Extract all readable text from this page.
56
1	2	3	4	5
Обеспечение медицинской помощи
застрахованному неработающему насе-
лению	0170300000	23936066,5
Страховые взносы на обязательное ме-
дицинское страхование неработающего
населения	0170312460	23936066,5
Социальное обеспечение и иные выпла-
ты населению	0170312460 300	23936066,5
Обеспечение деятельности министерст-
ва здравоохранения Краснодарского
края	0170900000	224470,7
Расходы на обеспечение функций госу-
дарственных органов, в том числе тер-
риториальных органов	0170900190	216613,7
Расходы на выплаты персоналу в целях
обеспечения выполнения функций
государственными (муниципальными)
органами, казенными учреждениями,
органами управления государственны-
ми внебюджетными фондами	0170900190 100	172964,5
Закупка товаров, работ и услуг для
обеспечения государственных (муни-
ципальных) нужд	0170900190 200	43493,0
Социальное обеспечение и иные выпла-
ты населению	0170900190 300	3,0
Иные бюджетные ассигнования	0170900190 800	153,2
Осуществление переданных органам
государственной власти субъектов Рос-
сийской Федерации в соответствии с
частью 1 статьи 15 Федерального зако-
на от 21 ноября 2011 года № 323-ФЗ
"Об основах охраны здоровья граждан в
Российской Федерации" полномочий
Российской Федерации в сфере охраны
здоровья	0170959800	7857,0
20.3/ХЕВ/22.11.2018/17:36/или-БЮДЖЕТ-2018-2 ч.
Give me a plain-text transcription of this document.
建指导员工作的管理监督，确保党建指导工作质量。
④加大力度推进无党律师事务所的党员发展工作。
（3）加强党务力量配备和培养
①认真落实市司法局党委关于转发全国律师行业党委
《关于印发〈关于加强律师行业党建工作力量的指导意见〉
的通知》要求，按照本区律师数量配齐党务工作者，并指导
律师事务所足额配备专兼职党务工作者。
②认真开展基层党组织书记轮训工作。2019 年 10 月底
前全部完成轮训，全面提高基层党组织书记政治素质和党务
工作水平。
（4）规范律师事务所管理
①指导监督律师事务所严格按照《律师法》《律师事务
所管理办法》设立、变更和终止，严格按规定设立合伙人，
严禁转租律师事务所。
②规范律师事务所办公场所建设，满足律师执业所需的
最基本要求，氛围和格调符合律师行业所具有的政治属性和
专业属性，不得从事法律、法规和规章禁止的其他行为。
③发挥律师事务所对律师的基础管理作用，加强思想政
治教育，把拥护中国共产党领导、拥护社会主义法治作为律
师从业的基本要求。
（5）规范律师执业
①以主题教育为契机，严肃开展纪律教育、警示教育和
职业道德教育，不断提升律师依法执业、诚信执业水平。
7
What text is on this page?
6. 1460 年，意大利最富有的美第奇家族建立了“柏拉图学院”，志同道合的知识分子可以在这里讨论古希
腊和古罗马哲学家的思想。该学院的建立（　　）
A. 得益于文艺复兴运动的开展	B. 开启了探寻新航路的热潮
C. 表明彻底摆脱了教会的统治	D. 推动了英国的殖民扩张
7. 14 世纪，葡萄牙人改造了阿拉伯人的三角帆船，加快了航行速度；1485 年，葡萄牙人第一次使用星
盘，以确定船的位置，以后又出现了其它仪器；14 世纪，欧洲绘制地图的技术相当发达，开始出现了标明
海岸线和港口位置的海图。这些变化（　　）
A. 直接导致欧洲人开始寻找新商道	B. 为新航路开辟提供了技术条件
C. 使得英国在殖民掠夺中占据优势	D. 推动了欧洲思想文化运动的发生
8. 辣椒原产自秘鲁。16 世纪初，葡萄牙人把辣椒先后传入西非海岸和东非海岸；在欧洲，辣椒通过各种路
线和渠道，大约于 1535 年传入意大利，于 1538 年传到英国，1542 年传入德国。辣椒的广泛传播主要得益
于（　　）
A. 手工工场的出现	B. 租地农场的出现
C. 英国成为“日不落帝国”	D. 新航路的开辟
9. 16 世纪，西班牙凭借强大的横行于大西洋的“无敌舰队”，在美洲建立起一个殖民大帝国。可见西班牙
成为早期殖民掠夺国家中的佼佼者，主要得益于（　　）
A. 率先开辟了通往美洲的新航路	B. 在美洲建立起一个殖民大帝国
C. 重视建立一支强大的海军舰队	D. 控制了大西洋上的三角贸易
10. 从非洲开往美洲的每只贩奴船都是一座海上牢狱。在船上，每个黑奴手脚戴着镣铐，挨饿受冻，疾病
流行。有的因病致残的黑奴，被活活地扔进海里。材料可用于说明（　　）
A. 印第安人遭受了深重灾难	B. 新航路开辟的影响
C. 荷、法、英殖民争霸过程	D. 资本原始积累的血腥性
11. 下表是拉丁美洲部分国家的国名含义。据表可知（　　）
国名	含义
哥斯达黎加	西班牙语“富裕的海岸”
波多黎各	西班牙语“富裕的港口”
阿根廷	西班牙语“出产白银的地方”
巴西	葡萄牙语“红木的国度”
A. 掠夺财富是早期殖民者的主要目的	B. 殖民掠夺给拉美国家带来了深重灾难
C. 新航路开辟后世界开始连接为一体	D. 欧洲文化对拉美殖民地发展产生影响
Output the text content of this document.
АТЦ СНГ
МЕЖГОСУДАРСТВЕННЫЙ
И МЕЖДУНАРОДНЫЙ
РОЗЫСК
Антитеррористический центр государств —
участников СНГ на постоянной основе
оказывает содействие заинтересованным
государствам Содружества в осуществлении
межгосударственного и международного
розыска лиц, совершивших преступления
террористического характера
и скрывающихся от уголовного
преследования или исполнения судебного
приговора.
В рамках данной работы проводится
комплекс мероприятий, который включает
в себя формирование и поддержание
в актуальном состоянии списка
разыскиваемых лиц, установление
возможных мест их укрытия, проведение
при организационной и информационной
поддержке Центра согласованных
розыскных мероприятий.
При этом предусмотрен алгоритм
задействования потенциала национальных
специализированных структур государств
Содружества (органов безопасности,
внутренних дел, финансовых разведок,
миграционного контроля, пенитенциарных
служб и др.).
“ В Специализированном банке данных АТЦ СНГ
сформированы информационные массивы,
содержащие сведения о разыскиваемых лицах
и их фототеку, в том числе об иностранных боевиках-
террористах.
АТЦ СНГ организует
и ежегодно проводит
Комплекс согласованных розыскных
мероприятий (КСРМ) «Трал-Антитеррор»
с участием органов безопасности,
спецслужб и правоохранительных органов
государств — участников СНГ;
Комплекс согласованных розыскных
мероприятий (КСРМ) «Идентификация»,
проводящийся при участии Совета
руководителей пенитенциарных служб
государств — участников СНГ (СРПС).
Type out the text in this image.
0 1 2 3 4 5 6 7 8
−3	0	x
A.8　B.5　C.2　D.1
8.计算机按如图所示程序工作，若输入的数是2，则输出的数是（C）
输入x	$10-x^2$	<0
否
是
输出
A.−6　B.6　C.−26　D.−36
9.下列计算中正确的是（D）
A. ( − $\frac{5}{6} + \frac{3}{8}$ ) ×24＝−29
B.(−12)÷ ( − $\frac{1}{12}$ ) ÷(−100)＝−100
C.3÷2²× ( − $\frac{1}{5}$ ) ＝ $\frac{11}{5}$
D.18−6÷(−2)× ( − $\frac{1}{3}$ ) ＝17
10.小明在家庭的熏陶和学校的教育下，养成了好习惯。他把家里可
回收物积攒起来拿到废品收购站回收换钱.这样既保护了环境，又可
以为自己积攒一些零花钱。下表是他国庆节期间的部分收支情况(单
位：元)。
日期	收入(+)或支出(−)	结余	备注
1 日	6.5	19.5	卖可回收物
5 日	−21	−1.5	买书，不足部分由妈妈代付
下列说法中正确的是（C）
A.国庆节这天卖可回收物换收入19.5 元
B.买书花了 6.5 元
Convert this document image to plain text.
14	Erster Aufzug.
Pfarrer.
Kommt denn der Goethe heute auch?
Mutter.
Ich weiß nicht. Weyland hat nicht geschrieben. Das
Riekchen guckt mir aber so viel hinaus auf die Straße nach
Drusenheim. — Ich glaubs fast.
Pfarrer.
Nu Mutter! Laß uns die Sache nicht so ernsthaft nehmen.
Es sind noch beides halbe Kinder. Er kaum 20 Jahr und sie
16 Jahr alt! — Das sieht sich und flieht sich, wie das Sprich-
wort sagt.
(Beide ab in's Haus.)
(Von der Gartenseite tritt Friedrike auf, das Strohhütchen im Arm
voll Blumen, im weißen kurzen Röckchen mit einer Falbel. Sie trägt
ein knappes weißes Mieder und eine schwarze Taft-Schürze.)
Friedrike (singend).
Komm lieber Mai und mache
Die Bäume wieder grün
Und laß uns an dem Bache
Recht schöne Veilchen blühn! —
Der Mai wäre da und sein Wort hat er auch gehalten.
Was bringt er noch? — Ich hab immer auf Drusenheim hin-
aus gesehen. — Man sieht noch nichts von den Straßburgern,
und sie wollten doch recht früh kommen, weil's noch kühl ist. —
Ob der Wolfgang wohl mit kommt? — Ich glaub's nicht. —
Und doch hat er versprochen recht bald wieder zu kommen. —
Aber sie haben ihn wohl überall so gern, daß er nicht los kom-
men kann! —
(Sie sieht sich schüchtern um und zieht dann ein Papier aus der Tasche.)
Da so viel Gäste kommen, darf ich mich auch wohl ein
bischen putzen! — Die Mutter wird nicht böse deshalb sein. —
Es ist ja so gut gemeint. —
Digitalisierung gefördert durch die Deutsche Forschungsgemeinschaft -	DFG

_Required work_.
Only the number is wanted: how many lines in the entries above contain the string "Расходы"?

_Task solution_.
2